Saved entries
------------------------------
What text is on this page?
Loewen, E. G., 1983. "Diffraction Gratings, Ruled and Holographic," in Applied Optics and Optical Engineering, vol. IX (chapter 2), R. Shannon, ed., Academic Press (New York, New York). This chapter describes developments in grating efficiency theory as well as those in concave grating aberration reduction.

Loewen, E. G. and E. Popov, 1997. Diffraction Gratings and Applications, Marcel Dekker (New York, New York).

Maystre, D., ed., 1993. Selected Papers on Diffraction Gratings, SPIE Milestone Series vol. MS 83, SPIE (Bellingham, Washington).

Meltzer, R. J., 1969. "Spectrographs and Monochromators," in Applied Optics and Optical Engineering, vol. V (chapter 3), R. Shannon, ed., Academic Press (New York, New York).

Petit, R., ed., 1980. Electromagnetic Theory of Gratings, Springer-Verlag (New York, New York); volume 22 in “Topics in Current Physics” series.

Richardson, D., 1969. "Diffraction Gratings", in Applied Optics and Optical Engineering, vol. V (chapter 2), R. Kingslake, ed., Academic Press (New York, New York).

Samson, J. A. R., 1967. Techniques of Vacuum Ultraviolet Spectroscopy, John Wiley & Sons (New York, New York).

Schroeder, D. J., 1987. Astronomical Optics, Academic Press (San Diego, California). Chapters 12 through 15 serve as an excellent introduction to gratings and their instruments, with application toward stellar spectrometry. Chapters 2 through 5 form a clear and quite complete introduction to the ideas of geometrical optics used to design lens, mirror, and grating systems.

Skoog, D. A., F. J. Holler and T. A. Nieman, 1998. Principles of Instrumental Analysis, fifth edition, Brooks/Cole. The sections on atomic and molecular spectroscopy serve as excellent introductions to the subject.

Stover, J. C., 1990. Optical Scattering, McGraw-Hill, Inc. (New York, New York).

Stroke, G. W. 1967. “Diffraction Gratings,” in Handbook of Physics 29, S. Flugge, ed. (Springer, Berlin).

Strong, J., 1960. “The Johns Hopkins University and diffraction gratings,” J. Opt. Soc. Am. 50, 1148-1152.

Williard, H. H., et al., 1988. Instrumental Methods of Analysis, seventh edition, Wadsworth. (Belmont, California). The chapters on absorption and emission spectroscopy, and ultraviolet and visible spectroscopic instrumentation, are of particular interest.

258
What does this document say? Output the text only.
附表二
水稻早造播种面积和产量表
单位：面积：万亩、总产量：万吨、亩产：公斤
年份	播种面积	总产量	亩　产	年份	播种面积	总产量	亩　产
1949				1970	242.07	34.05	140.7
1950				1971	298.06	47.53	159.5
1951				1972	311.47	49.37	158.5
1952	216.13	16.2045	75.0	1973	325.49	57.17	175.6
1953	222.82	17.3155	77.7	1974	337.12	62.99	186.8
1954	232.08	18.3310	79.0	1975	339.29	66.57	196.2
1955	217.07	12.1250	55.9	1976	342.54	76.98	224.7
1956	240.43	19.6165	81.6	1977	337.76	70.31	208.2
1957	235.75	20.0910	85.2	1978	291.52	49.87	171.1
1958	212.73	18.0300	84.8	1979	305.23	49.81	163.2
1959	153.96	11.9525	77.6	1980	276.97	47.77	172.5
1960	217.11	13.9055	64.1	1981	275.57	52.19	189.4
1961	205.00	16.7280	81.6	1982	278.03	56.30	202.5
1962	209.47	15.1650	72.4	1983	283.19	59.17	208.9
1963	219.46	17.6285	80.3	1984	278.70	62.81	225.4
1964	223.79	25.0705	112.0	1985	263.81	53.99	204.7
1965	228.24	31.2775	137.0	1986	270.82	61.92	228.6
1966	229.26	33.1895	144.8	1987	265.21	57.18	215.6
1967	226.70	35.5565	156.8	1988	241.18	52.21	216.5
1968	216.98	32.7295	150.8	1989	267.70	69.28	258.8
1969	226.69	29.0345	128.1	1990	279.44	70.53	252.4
------------------------------
_PROBLEM TO WORK ON_.
Each entry is to be returned in full, character for character.

_EXPECTED OUTPUT_.
What text is on this page?
Loewen, E. G., 1983. "Diffraction Gratings, Ruled and Holographic," in Applied Optics and Optical Engineering, vol. IX (chapter 2), R. Shannon, ed., Academic Press (New York, New York). This chapter describes developments in grating efficiency theory as well as those in concave grating aberration reduction.

Loewen, E. G. and E. Popov, 1997. Diffraction Gratings and Applications, Marcel Dekker (New York, New York).

Maystre, D., ed., 1993. Selected Papers on Diffraction Gratings, SPIE Milestone Series vol. MS 83, SPIE (Bellingham, Washington).

Meltzer, R. J., 1969. "Spectrographs and Monochromators," in Applied Optics and Optical Engineering, vol. V (chapter 3), R. Shannon, ed., Academic Press (New York, New York).

Petit, R., ed., 1980. Electromagnetic Theory of Gratings, Springer-Verlag (New York, New York); volume 22 in “Topics in Current Physics” series.

Richardson, D., 1969. "Diffraction Gratings", in Applied Optics and Optical Engineering, vol. V (chapter 2), R. Kingslake, ed., Academic Press (New York, New York).

Samson, J. A. R., 1967. Techniques of Vacuum Ultraviolet Spectroscopy, John Wiley & Sons (New York, New York).

Schroeder, D. J., 1987. Astronomical Optics, Academic Press (San Diego, California). Chapters 12 through 15 serve as an excellent introduction to gratings and their instruments, with application toward stellar spectrometry. Chapters 2 through 5 form a clear and quite complete introduction to the ideas of geometrical optics used to design lens, mirror, and grating systems.

Skoog, D. A., F. J. Holler and T. A. Nieman, 1998. Principles of Instrumental Analysis, fifth edition, Brooks/Cole. The sections on atomic and molecular spectroscopy serve as excellent introductions to the subject.

Stover, J. C., 1990. Optical Scattering, McGraw-Hill, Inc. (New York, New York).

Stroke, G. W. 1967. “Diffraction Gratings,” in Handbook of Physics 29, S. Flugge, ed. (Springer, Berlin).

Strong, J., 1960. “The Johns Hopkins University and diffraction gratings,” J. Opt. Soc. Am. 50, 1148-1152.

Williard, H. H., et al., 1988. Instrumental Methods of Analysis, seventh edition, Wadsworth. (Belmont, California). The chapters on absorption and emission spectroscopy, and ultraviolet and visible spectroscopic instrumentation, are of particular interest.

258
What does this document say? Output the text only.
附表二
水稻早造播种面积和产量表
单位：面积：万亩、总产量：万吨、亩产：公斤
年份	播种面积	总产量	亩　产	年份	播种面积	总产量	亩　产
1949				1970	242.07	34.05	140.7
1950				1971	298.06	47.53	159.5
1951				1972	311.47	49.37	158.5
1952	216.13	16.2045	75.0	1973	325.49	57.17	175.6
1953	222.82	17.3155	77.7	1974	337.12	62.99	186.8
1954	232.08	18.3310	79.0	1975	339.29	66.57	196.2
1955	217.07	12.1250	55.9	1976	342.54	76.98	224.7
1956	240.43	19.6165	81.6	1977	337.76	70.31	208.2
1957	235.75	20.0910	85.2	1978	291.52	49.87	171.1
1958	212.73	18.0300	84.8	1979	305.23	49.81	163.2
1959	153.96	11.9525	77.6	1980	276.97	47.77	172.5
1960	217.11	13.9055	64.1	1981	275.57	52.19	189.4
1961	205.00	16.7280	81.6	1982	278.03	56.30	202.5
1962	209.47	15.1650	72.4	1983	283.19	59.17	208.9
1963	219.46	17.6285	80.3	1984	278.70	62.81	225.4
1964	223.79	25.0705	112.0	1985	263.81	53.99	204.7
1965	228.24	31.2775	137.0	1986	270.82	61.92	228.6
1966	229.26	33.1895	144.8	1987	265.21	57.18	215.6
1967	226.70	35.5565	156.8	1988	241.18	52.21	216.5
1968	216.98	32.7295	150.8	1989	267.70	69.28	258.8
1969	226.69	29.0345	128.1	1990	279.44	70.53	252.4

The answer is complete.